───── Records to use

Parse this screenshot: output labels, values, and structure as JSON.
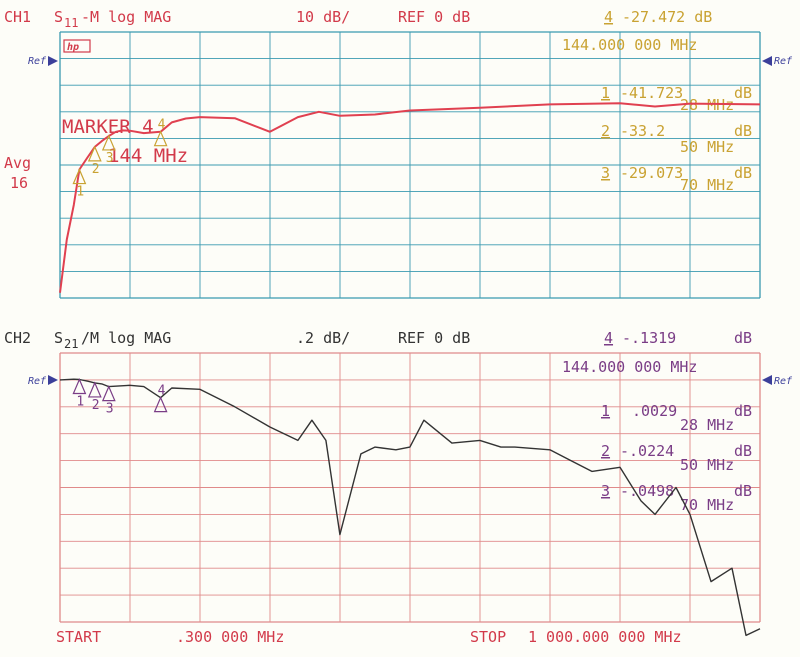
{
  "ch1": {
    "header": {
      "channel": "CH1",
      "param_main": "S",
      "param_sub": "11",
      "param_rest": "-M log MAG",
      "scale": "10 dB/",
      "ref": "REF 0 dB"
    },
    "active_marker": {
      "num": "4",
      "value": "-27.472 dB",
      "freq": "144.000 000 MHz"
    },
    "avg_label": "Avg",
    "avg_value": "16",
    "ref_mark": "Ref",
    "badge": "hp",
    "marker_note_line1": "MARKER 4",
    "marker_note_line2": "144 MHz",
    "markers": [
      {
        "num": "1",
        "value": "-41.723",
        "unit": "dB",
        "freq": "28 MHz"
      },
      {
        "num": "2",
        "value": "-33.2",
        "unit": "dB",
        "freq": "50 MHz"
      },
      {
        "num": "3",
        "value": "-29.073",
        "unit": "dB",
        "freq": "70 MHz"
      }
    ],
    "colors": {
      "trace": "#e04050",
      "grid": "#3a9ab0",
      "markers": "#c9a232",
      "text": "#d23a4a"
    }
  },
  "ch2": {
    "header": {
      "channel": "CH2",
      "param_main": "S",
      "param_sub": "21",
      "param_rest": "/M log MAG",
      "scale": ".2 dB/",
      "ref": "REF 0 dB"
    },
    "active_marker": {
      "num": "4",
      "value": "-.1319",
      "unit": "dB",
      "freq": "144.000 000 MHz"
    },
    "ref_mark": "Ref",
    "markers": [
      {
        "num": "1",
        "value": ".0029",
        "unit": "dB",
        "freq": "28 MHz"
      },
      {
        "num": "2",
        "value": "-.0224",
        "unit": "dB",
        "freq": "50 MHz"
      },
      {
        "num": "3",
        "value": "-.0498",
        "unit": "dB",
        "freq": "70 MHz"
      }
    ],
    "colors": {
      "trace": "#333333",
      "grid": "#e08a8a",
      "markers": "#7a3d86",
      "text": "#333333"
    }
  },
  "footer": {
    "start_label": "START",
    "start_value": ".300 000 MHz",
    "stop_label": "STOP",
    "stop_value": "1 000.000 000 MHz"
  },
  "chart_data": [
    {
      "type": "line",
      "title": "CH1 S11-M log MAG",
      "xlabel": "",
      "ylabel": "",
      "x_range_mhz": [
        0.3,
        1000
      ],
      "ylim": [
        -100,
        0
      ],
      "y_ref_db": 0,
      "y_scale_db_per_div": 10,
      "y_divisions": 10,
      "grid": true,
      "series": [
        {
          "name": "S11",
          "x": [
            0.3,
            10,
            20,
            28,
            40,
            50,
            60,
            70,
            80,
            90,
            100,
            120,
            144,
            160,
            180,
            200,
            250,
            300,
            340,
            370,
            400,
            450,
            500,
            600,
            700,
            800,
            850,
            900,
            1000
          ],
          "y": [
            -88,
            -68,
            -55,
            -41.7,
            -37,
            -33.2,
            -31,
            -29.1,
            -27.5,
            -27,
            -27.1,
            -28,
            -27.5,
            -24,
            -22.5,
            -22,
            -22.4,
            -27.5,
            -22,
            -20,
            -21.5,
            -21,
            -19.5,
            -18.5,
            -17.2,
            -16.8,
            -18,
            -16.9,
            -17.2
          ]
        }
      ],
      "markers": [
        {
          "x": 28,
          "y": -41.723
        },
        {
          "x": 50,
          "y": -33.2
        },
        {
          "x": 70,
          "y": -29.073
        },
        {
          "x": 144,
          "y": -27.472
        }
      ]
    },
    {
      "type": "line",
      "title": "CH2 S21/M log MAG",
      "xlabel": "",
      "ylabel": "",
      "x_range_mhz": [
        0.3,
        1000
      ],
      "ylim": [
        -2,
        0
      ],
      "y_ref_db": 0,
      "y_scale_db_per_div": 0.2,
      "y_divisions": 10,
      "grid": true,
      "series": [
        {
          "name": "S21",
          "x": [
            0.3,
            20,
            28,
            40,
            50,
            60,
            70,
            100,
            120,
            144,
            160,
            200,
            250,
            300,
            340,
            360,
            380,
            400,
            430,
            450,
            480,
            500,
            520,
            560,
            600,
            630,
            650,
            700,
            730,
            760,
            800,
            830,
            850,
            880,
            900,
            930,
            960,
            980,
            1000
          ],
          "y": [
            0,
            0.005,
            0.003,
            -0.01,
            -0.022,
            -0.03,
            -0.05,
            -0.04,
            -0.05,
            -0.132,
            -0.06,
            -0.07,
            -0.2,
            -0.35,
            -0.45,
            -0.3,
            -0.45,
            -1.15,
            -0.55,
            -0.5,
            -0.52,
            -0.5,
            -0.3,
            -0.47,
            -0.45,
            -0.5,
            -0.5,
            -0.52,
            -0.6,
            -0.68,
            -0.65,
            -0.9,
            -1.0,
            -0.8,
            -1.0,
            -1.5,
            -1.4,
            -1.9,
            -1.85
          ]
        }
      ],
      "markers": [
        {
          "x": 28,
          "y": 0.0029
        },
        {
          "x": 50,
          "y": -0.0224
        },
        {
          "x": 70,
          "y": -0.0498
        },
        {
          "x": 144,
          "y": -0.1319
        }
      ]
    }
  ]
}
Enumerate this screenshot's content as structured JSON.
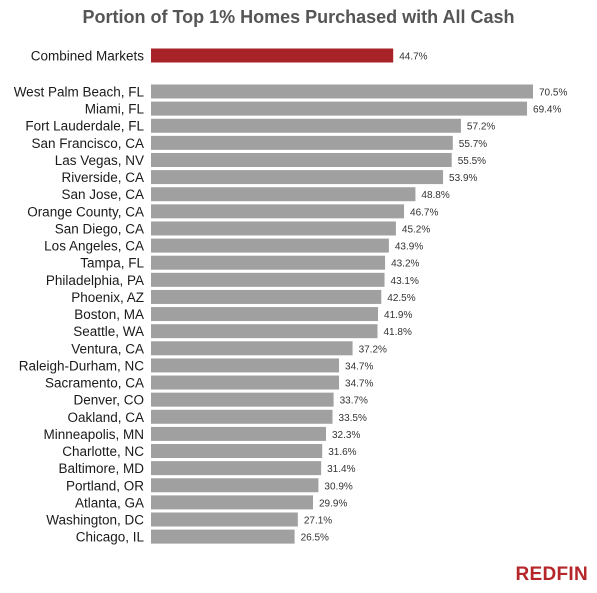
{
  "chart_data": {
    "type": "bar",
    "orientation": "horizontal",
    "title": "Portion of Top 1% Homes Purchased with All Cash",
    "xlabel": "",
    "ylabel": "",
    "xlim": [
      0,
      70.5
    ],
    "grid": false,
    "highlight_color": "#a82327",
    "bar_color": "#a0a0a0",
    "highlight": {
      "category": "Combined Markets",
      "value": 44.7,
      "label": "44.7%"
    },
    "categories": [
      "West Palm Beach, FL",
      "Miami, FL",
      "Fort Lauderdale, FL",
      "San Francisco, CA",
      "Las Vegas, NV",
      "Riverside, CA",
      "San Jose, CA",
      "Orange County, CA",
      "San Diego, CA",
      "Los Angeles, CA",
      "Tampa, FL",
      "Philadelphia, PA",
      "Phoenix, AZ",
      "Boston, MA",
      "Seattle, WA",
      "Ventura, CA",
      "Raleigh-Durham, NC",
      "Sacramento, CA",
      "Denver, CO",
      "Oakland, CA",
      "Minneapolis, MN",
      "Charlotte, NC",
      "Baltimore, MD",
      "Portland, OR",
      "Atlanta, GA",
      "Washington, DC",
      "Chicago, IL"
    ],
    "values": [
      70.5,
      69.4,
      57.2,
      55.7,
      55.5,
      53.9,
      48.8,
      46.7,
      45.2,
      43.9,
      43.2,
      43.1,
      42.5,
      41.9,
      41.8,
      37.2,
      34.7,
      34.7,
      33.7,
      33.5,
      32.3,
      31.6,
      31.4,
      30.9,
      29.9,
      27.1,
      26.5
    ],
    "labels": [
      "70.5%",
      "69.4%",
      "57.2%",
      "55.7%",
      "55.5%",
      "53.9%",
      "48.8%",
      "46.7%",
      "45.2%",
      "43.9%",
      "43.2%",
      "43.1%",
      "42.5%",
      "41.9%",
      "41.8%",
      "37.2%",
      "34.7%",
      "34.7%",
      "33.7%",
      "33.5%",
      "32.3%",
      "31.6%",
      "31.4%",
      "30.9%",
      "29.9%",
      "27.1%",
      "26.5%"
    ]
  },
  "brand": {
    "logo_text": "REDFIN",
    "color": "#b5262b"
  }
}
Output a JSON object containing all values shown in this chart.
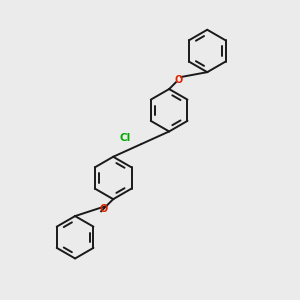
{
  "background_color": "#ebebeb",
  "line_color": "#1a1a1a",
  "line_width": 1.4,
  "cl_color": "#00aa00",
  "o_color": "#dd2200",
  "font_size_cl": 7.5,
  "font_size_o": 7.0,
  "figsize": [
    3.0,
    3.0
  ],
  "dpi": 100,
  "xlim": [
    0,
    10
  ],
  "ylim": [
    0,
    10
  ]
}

──────────
───── Records to use

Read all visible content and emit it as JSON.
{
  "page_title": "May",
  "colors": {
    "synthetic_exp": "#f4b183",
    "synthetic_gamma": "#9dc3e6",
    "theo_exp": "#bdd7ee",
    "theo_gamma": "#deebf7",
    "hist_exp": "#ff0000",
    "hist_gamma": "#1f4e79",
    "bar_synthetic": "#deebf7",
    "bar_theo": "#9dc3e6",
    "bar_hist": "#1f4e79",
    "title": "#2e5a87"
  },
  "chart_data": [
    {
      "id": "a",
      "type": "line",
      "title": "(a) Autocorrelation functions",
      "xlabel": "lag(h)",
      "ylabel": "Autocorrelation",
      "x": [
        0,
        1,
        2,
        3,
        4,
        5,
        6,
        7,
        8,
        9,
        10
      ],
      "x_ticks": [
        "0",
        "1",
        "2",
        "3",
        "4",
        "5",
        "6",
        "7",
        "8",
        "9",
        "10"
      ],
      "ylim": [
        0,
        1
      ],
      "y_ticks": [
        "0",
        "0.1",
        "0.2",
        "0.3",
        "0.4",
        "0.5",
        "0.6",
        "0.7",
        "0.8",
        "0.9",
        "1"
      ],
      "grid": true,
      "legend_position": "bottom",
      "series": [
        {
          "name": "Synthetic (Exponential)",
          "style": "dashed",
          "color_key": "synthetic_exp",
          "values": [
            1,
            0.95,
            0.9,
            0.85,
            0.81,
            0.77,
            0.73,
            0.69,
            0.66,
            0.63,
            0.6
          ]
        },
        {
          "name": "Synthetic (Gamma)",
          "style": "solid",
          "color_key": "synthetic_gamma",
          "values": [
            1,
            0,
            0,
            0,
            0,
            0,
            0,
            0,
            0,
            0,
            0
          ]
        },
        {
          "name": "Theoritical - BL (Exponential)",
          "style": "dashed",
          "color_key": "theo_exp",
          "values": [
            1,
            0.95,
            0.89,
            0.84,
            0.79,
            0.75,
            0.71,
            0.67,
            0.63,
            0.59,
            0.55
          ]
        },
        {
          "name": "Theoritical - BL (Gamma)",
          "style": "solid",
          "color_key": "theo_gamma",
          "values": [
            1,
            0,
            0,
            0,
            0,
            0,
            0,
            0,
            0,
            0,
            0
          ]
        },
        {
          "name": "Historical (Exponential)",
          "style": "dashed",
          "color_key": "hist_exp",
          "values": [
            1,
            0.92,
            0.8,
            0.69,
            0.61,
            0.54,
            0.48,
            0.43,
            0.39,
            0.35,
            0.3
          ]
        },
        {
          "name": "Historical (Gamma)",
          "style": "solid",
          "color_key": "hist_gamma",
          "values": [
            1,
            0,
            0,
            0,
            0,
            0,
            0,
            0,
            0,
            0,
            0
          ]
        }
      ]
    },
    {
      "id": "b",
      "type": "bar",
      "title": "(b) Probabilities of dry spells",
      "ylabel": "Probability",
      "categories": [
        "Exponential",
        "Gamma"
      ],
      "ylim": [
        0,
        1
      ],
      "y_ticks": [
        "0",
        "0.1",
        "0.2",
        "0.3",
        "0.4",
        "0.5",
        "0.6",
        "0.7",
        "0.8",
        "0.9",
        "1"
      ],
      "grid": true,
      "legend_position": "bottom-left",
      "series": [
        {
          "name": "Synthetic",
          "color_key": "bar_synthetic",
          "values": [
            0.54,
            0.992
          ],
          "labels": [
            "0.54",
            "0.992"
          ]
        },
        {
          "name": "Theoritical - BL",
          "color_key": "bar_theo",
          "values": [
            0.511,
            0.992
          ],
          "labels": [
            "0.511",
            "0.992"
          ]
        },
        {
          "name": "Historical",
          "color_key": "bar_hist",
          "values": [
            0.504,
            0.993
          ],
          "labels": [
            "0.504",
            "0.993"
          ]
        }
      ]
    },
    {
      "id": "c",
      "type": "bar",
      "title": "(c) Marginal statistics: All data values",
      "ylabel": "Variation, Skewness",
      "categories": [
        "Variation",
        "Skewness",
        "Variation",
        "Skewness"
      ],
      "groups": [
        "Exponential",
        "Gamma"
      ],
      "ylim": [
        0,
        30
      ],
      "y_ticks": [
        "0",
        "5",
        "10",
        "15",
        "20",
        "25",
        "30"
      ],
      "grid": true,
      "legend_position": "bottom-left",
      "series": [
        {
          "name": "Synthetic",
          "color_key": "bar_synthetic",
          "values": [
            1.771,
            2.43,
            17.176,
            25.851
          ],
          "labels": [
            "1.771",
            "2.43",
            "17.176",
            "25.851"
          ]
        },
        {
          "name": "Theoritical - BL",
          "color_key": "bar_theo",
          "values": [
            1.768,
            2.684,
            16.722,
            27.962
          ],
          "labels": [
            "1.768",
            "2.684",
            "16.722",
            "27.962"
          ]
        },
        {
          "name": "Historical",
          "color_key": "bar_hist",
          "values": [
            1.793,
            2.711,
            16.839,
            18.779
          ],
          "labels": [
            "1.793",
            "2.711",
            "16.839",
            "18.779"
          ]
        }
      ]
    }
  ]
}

──────────

§ Brief:
From the entries, report each line that includes the word "content".

§ Reply:
Enumerate this screenshot's content as structured JSON.
Read all visible content and emit it as JSON.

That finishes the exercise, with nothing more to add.